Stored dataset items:
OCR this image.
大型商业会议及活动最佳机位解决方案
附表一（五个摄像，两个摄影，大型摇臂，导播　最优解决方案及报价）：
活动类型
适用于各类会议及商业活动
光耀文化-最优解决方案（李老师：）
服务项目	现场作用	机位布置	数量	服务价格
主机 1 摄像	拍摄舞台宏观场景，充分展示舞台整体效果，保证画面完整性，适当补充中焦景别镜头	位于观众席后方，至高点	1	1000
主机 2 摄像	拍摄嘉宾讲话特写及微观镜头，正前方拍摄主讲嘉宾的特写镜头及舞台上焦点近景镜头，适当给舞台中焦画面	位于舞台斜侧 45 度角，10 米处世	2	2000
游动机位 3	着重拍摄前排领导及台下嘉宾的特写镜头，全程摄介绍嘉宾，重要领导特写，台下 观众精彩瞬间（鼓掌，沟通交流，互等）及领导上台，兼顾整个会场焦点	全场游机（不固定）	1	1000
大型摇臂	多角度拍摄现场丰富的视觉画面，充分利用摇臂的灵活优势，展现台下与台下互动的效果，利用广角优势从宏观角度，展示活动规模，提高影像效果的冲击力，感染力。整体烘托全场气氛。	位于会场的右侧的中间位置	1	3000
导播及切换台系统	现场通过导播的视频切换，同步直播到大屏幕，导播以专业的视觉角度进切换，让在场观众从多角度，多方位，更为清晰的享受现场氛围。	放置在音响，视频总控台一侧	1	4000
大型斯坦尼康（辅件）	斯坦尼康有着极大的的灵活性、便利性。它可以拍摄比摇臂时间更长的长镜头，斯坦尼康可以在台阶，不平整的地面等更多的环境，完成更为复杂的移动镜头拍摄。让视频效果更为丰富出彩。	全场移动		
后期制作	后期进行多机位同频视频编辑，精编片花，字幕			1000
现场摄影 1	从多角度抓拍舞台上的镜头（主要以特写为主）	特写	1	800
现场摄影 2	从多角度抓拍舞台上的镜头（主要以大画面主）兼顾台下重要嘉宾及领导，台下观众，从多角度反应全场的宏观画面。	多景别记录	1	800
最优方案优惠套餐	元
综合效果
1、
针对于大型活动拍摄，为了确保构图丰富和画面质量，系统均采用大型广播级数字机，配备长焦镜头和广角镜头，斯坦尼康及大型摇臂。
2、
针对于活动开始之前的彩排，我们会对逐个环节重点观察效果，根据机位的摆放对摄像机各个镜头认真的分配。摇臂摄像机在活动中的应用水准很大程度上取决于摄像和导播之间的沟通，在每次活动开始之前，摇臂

Task to carry out: In the entries above, identify every line with the string "现场摄影".

Completed task:
现场摄影 1	从多角度抓拍舞台上的镜头（主要以特写为主）	特写	1	800
现场摄影 2	从多角度抓拍舞台上的镜头（主要以大画面主）兼顾台下重要嘉宾及领导，台下观众，从多角度反应全场的宏观画面。	多景别记录	1	800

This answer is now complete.